問題 1: 本文によると、第4の実施の形態では柔軟層40は何で構成されていますか。
問題 2: 本文の「これに対して、第3の実施の形」から「ウ素からなる柔軟層40が介装されている。」までを両端も含めて書き出し、その際「工業炉」を「加熱炉」に差し替えてください。

本文:
----------

また、複合体25は2つの複合体25A、25Bに分割され、受熱板20と熱電変換モジュール10A、10Bの間にグラファイトシートからなる柔軟層40が介装されている。
図7に示すように、稼働時には、受熱板20は熱変形(熱膨張)により少なからず湾曲する。従来の熱電発電装置5においては、この隙間が断熱層となり、受熱板20から熱電変換モジュール10への伝熱が大幅に阻害されるため、発電効率が著しく低下していた(図3参照)。
これに対して、第3の実施の形態の熱電発電装置2においては、複合体25が複合体25A、25Bに分割され、それぞれが受熱板20に対して付勢されているので、稼働時に受熱板20が熱変形したときに生じる隙間は数百μmオーダー以下に抑制される。また、稼働時に受熱板20が熱変形しても、グラファイトシートからなる柔軟層40が受熱板20の変形に追随して弾塑性変形するので、受熱板20と熱電変換モジュール10A、10B間に隙間が生じることはない。さらには、付勢部材50により、受熱板20と熱電変換モジュール10A、10Bとの密着性、及び熱電変換モジュール10A、10Bと水冷板30A、30Bとの密着性が確保される。
したがって、受熱板20と熱電変換モジュール10A、10B間及び水冷板30A、30Bと熱電変換モジュール10A、10B間における界面熱抵抗が低減されるので、熱電発電装置2の発電効率が格段に向上する。よって、第3の実施の形態の熱電発電装置2は、工業炉で発生する廃熱を回収してエネルギー源として再利用することができる技術として、極めて有効である。
[第4の実施の形態]
第4の実施の形態では、図6における柔軟層40が六方晶系窒化ホウ素(h−BN)で構成されている。その他の構成は第3の実施の形態と同じであるので説明を省略する。
すなわち、第4の実施の形態の熱電発電装置2は、炉壁100に形成された開口100aを閉塞する受熱板20と、加熱面10a(一方の面)を受熱板20に向けて配置され、加熱面10aと冷却面10b(他方の面)との温度差を利用して発電出力を得る熱電変換モジュール10と、熱電変換モジュール10の冷却面10bに、密着、固定して取り付けられる水冷板30と、水冷板30及び熱電変換モジュール10からなる複合体25を受熱板20に付勢する付勢部材50を備える。
また、複合体25は2つの複合体25A、25Bに分割され、受熱板20と熱電変換モジュール10A、10Bの間に六方晶系窒化ホウ素からなる柔軟層40が介装されている。
第4の実施の形態の熱電発電装置2においては、複合体25が複合体25A、25Bに分割され、それぞれが受熱板20に対して付勢されているので、稼働時に受熱板20が熱変形したときに生じる隙間は数百μmオーダー以下に抑制される。また、稼働時に受熱板20が熱変形しても、h−BNからなる柔軟層40が受熱板20の変形に追随して塑性変形するので、受熱板20と熱電変換モジュール10A、10B間の隙間が低減される。さらには、付勢部材50により、受熱板20と熱電変換モジュール10A、10Bとの密着性、及び熱電変換モジュール10A、10Bと水冷板30A、30Bとの密着性が確保される。

----------

参照資料:
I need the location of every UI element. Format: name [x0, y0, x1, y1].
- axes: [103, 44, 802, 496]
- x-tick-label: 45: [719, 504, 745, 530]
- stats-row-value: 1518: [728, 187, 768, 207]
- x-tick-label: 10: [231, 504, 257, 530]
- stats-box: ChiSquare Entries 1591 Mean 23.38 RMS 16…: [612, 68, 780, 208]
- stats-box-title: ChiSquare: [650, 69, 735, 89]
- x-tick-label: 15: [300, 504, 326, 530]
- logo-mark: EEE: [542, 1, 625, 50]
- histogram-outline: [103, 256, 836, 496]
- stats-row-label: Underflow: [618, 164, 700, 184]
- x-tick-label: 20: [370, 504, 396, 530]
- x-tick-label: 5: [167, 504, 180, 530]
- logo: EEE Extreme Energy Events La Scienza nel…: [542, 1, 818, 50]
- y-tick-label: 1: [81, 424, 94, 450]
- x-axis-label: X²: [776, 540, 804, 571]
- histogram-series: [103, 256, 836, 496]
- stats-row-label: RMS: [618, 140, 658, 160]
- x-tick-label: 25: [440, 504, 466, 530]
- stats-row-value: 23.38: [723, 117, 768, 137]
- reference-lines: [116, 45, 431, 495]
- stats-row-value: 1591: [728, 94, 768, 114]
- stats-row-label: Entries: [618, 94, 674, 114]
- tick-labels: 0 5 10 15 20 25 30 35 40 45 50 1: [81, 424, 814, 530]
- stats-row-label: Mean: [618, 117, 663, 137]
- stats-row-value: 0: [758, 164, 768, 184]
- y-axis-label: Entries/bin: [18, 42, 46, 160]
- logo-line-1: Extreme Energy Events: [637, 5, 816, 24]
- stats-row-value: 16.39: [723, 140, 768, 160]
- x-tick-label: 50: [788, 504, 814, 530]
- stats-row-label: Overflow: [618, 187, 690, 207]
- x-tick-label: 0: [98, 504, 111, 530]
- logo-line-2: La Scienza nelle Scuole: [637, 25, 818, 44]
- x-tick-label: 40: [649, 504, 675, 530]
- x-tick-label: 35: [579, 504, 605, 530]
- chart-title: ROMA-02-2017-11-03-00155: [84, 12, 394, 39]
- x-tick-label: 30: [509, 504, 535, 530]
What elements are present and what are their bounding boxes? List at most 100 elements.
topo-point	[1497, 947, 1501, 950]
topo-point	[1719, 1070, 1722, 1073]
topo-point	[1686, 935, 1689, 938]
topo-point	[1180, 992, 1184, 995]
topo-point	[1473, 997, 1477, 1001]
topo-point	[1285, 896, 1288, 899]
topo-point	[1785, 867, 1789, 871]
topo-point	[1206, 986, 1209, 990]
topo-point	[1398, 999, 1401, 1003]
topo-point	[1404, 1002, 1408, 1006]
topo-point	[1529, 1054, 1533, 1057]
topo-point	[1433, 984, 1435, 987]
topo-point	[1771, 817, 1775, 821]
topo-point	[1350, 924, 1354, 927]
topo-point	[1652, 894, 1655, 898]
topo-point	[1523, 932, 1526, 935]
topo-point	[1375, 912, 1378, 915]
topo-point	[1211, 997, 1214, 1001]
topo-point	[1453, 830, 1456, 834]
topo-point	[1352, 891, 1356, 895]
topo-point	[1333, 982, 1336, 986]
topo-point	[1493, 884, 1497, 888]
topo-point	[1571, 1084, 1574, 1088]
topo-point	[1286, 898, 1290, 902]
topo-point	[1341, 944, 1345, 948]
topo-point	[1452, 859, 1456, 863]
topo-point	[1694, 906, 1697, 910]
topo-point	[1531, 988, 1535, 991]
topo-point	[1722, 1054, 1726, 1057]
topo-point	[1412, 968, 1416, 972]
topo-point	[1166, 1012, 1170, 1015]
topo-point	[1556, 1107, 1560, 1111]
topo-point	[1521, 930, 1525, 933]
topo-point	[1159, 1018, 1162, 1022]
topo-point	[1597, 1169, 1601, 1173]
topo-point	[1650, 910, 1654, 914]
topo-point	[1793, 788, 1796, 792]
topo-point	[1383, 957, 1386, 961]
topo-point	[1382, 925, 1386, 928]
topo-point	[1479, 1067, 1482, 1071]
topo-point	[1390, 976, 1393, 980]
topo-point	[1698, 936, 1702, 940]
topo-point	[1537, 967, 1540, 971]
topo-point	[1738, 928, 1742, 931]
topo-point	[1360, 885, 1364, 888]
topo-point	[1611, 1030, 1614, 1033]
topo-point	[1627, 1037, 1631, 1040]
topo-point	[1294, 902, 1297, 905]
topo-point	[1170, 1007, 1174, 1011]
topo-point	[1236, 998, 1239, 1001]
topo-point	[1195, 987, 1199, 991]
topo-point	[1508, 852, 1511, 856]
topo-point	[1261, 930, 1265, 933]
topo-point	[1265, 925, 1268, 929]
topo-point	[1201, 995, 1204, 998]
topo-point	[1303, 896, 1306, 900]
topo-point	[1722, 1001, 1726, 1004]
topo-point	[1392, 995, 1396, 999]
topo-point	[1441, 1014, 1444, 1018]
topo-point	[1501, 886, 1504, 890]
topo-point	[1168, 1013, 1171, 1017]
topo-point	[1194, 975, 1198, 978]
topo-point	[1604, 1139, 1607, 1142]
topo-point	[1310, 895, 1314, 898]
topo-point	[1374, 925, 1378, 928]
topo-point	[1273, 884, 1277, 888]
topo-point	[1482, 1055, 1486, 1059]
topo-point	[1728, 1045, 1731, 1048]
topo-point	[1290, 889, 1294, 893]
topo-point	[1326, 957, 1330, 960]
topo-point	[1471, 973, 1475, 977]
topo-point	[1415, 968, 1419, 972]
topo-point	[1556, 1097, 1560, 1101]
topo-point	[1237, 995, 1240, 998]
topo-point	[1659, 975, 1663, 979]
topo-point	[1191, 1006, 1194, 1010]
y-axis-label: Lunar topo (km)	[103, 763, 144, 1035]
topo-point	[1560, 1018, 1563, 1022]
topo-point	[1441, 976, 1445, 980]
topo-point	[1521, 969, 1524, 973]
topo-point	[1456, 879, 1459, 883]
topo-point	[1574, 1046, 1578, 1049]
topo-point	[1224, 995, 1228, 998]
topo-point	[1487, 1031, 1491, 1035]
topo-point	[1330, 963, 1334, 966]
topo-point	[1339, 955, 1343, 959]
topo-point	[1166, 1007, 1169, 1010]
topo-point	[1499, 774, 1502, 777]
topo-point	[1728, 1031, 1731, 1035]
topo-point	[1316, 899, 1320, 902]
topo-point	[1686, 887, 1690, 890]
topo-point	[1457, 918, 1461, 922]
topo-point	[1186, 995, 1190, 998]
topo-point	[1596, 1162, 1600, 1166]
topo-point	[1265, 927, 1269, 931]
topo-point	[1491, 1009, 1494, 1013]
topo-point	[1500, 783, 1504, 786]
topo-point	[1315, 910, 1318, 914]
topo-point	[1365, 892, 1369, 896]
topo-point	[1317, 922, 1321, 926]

----------

解答 1: 六方晶系窒化ホウ素(h−BN)で構成されています。

解答 2:
これに対して、第3の実施の形態の熱電発電装置2においては、複合体25が複合体25A、25Bに分割され、それぞれが受熱板20に対して付勢されているので、稼働時に受熱板20が熱変形したときに生じる隙間は数百μmオーダー以下に抑制される。また、稼働時に受熱板20が熱変形しても、グラファイトシートからなる柔軟層40が受熱板20の変形に追随して弾塑性変形するので、受熱板20と熱電変換モジュール10A、10B間に隙間が生じることはない。さらには、付勢部材50により、受熱板20と熱電変換モジュール10A、10Bとの密着性、及び熱電変換モジュール10A、10Bと水冷板30A、30Bとの密着性が確保される。
したがって、受熱板20と熱電変換モジュール10A、10B間及び水冷板30A、30Bと熱電変換モジュール10A、10B間における界面熱抵抗が低減されるので、熱電発電装置2の発電効率が格段に向上する。よって、第3の実施の形態の熱電発電装置2は、加熱炉で発生する廃熱を回収してエネルギー源として再利用することができる技術として、極めて有効である。
[第4の実施の形態]
第4の実施の形態では、図6における柔軟層40が六方晶系窒化ホウ素(h−BN)で構成されている。その他の構成は第3の実施の形態と同じであるので説明を省略する。
すなわち、第4の実施の形態の熱電発電装置2は、炉壁100に形成された開口100aを閉塞する受熱板20と、加熱面10a(一方の面)を受熱板20に向けて配置され、加熱面10aと冷却面10b(他方の面)との温度差を利用して発電出力を得る熱電変換モジュール10と、熱電変換モジュール10の冷却面10bに、密着、固定して取り付けられる水冷板30と、水冷板30及び熱電変換モジュール10からなる複合体25を受熱板20に付勢する付勢部材50を備える。
また、複合体25は2つの複合体25A、25Bに分割され、受熱板20と熱電変換モジュール10A、10Bの間に六方晶系窒化ホウ素からなる柔軟層40が介装されている。